**The request**
Only the pictures are to be left out; set down the rest of the records exactly.

(Dataset entries)
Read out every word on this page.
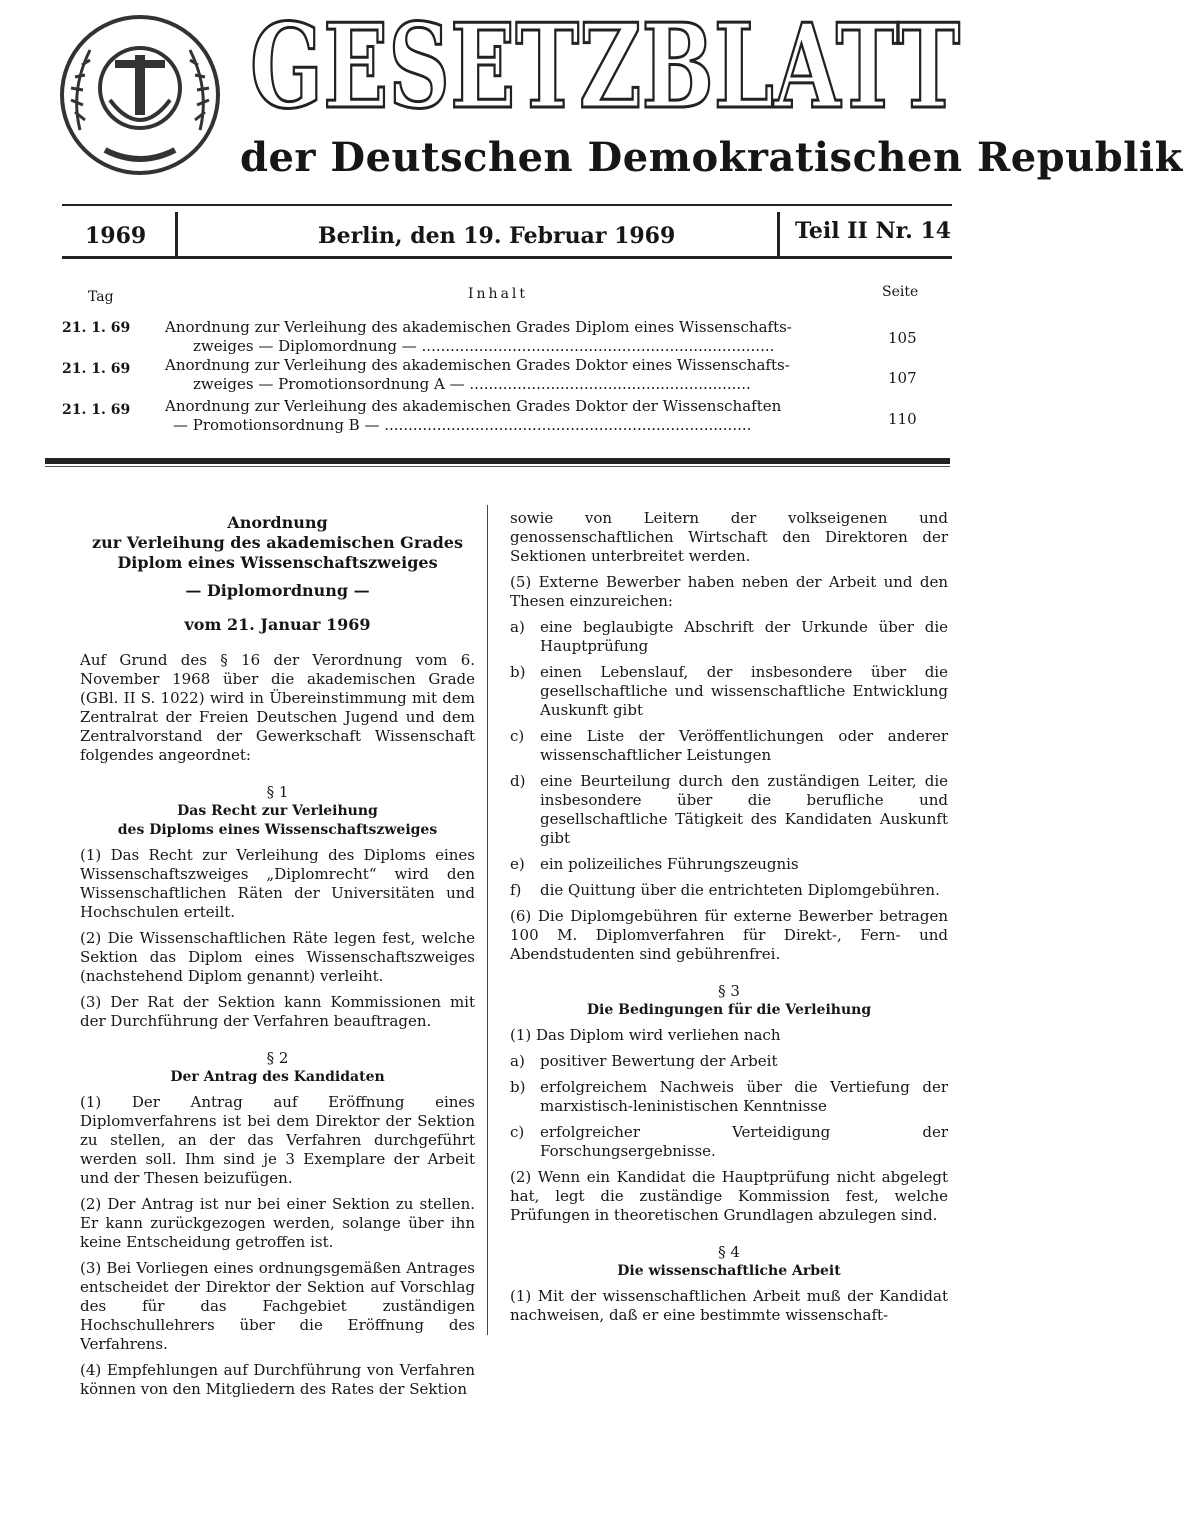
GESETZBLATT
der Deutschen Demokratischen Republik
1969	Berlin, den 19. Februar 1969	Teil II Nr. 14
Tag	Inhalt	Seite
21. 1. 69 Anordnung zur Verleihung des akademischen Grades Diplom eines Wissenschafts-
zweiges — Diplomordnung — ..........................................................................	105
21. 1. 69 Anordnung zur Verleihung des akademischen Grades Doktor eines Wissenschafts-
zweiges — Promotionsordnung A — ...........................................................	107
21. 1. 69 Anordnung zur Verleihung des akademischen Grades Doktor der Wissenschaften
— Promotionsordnung B — .............................................................................	110
Anordnung
zur Verleihung des akademischen Grades
Diplom eines Wissenschaftszweiges
— Diplomordnung —
vom 21. Januar 1969

Auf Grund des § 16 der Verordnung vom 6. November 1968 über die akademischen Grade (GBl. II S. 1022) wird in Übereinstimmung mit dem Zentralrat der Freien Deutschen Jugend und dem Zentralvorstand der Gewerkschaft Wissenschaft folgendes angeordnet:

§ 1
Das Recht zur Verleihung
des Diploms eines Wissenschaftszweiges

(1) Das Recht zur Verleihung des Diploms eines Wissenschaftszweiges „Diplomrecht“ wird den Wissenschaftlichen Räten der Universitäten und Hochschulen erteilt.

(2) Die Wissenschaftlichen Räte legen fest, welche Sektion das Diplom eines Wissenschaftszweiges (nachstehend Diplom genannt) verleiht.

(3) Der Rat der Sektion kann Kommissionen mit der Durchführung der Verfahren beauftragen.

§ 2
Der Antrag des Kandidaten

(1) Der Antrag auf Eröffnung eines Diplomverfahrens ist bei dem Direktor der Sektion zu stellen, an der das Verfahren durchgeführt werden soll. Ihm sind je 3 Exemplare der Arbeit und der Thesen beizufügen.

(2) Der Antrag ist nur bei einer Sektion zu stellen. Er kann zurückgezogen werden, solange über ihn keine Entscheidung getroffen ist.

(3) Bei Vorliegen eines ordnungsgemäßen Antrages entscheidet der Direktor der Sektion auf Vorschlag des für das Fachgebiet zuständigen Hochschullehrers über die Eröffnung des Verfahrens.

(4) Empfehlungen auf Durchführung von Verfahren können von den Mitgliedern des Rates der Sektion

sowie von Leitern der volkseigenen und genossenschaftlichen Wirtschaft den Direktoren der Sektionen unterbreitet werden.

(5) Externe Bewerber haben neben der Arbeit und den Thesen einzureichen:

a) eine beglaubigte Abschrift der Urkunde über die Hauptprüfung
b) einen Lebenslauf, der insbesondere über die gesellschaftliche und wissenschaftliche Entwicklung Auskunft gibt
c) eine Liste der Veröffentlichungen oder anderer wissenschaftlicher Leistungen
d) eine Beurteilung durch den zuständigen Leiter, die insbesondere über die berufliche und gesellschaftliche Tätigkeit des Kandidaten Auskunft gibt
e) ein polizeiliches Führungszeugnis
f) die Quittung über die entrichteten Diplomgebühren.

(6) Die Diplomgebühren für externe Bewerber betragen 100 M. Diplomverfahren für Direkt-, Fern- und Abendstudenten sind gebührenfrei.

§ 3
Die Bedingungen für die Verleihung

(1) Das Diplom wird verliehen nach

a) positiver Bewertung der Arbeit
b) erfolgreichem Nachweis über die Vertiefung der marxistisch-leninistischen Kenntnisse
c) erfolgreicher Verteidigung der Forschungsergebnisse.

(2) Wenn ein Kandidat die Hauptprüfung nicht abgelegt hat, legt die zuständige Kommission fest, welche Prüfungen in theoretischen Grundlagen abzulegen sind.

§ 4
Die wissenschaftliche Arbeit

(1) Mit der wissenschaftlichen Arbeit muß der Kandidat nachweisen, daß er eine bestimmte wissenschaft-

**Reply to the task**
Read out every word on this page.
GESETZBLATT
der Deutschen Demokratischen Republik
1969	Berlin, den 19. Februar 1969	Teil II Nr. 14
Tag	Inhalt	Seite
21. 1. 69 Anordnung zur Verleihung des akademischen Grades Diplom eines Wissenschafts-
zweiges — Diplomordnung — ..........................................................................	105
21. 1. 69 Anordnung zur Verleihung des akademischen Grades Doktor eines Wissenschafts-
zweiges — Promotionsordnung A — ...........................................................	107
21. 1. 69 Anordnung zur Verleihung des akademischen Grades Doktor der Wissenschaften
— Promotionsordnung B — .............................................................................	110
Anordnung
zur Verleihung des akademischen Grades
Diplom eines Wissenschaftszweiges
— Diplomordnung —
vom 21. Januar 1969

Auf Grund des § 16 der Verordnung vom 6. November 1968 über die akademischen Grade (GBl. II S. 1022) wird in Übereinstimmung mit dem Zentralrat der Freien Deutschen Jugend und dem Zentralvorstand der Gewerkschaft Wissenschaft folgendes angeordnet:

§ 1
Das Recht zur Verleihung
des Diploms eines Wissenschaftszweiges

(1) Das Recht zur Verleihung des Diploms eines Wissenschaftszweiges „Diplomrecht“ wird den Wissenschaftlichen Räten der Universitäten und Hochschulen erteilt.

(2) Die Wissenschaftlichen Räte legen fest, welche Sektion das Diplom eines Wissenschaftszweiges (nachstehend Diplom genannt) verleiht.

(3) Der Rat der Sektion kann Kommissionen mit der Durchführung der Verfahren beauftragen.

§ 2
Der Antrag des Kandidaten

(1) Der Antrag auf Eröffnung eines Diplomverfahrens ist bei dem Direktor der Sektion zu stellen, an der das Verfahren durchgeführt werden soll. Ihm sind je 3 Exemplare der Arbeit und der Thesen beizufügen.

(2) Der Antrag ist nur bei einer Sektion zu stellen. Er kann zurückgezogen werden, solange über ihn keine Entscheidung getroffen ist.

(3) Bei Vorliegen eines ordnungsgemäßen Antrages entscheidet der Direktor der Sektion auf Vorschlag des für das Fachgebiet zuständigen Hochschullehrers über die Eröffnung des Verfahrens.

(4) Empfehlungen auf Durchführung von Verfahren können von den Mitgliedern des Rates der Sektion

sowie von Leitern der volkseigenen und genossenschaftlichen Wirtschaft den Direktoren der Sektionen unterbreitet werden.

(5) Externe Bewerber haben neben der Arbeit und den Thesen einzureichen:

a) eine beglaubigte Abschrift der Urkunde über die Hauptprüfung
b) einen Lebenslauf, der insbesondere über die gesellschaftliche und wissenschaftliche Entwicklung Auskunft gibt
c) eine Liste der Veröffentlichungen oder anderer wissenschaftlicher Leistungen
d) eine Beurteilung durch den zuständigen Leiter, die insbesondere über die berufliche und gesellschaftliche Tätigkeit des Kandidaten Auskunft gibt
e) ein polizeiliches Führungszeugnis
f) die Quittung über die entrichteten Diplomgebühren.

(6) Die Diplomgebühren für externe Bewerber betragen 100 M. Diplomverfahren für Direkt-, Fern- und Abendstudenten sind gebührenfrei.

§ 3
Die Bedingungen für die Verleihung

(1) Das Diplom wird verliehen nach

a) positiver Bewertung der Arbeit
b) erfolgreichem Nachweis über die Vertiefung der marxistisch-leninistischen Kenntnisse
c) erfolgreicher Verteidigung der Forschungsergebnisse.

(2) Wenn ein Kandidat die Hauptprüfung nicht abgelegt hat, legt die zuständige Kommission fest, welche Prüfungen in theoretischen Grundlagen abzulegen sind.

§ 4
Die wissenschaftliche Arbeit

(1) Mit der wissenschaftlichen Arbeit muß der Kandidat nachweisen, daß er eine bestimmte wissenschaft-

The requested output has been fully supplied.